Entries taken from a collection:

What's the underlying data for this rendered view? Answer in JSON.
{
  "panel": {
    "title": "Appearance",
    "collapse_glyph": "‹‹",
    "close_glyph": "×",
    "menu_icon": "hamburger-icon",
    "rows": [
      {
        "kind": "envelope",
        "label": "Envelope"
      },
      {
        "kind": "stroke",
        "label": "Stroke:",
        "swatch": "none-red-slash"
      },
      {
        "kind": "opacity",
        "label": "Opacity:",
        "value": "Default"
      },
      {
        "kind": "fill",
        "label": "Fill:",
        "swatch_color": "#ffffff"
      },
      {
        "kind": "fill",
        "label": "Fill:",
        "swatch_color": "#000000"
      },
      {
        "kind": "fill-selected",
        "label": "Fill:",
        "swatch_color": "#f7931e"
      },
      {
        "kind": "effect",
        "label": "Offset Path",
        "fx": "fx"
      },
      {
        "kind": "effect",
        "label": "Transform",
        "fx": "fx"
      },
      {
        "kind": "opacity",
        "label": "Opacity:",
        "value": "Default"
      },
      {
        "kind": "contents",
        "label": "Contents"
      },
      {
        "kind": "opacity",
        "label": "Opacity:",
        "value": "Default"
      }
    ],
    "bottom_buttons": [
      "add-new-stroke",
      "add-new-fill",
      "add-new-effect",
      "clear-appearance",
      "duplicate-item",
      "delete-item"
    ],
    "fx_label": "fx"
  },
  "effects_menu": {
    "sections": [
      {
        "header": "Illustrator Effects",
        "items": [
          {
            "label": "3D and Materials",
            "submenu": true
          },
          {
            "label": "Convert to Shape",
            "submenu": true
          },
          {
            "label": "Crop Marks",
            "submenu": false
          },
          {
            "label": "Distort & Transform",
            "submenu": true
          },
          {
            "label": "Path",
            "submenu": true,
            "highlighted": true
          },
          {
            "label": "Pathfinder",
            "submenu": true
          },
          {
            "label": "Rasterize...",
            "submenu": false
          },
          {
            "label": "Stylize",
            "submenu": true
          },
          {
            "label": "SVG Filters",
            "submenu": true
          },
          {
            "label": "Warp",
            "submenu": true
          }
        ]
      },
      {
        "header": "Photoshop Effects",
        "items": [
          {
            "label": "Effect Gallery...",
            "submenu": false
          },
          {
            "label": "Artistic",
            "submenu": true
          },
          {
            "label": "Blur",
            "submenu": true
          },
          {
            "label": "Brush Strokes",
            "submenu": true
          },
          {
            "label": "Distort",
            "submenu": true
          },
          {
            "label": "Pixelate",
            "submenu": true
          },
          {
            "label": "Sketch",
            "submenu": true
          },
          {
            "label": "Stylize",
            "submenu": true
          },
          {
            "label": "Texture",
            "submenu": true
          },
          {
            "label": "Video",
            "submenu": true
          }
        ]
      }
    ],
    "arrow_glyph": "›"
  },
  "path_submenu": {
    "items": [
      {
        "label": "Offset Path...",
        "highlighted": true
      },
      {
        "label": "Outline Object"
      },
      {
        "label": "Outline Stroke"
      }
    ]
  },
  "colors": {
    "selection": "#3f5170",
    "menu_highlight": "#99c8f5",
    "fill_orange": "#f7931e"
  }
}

> **Task description**
Scan the lines above for "Outline", then copy every one that has it.

> **Answer**
        "label": "Outline Object"
        "label": "Outline Stroke"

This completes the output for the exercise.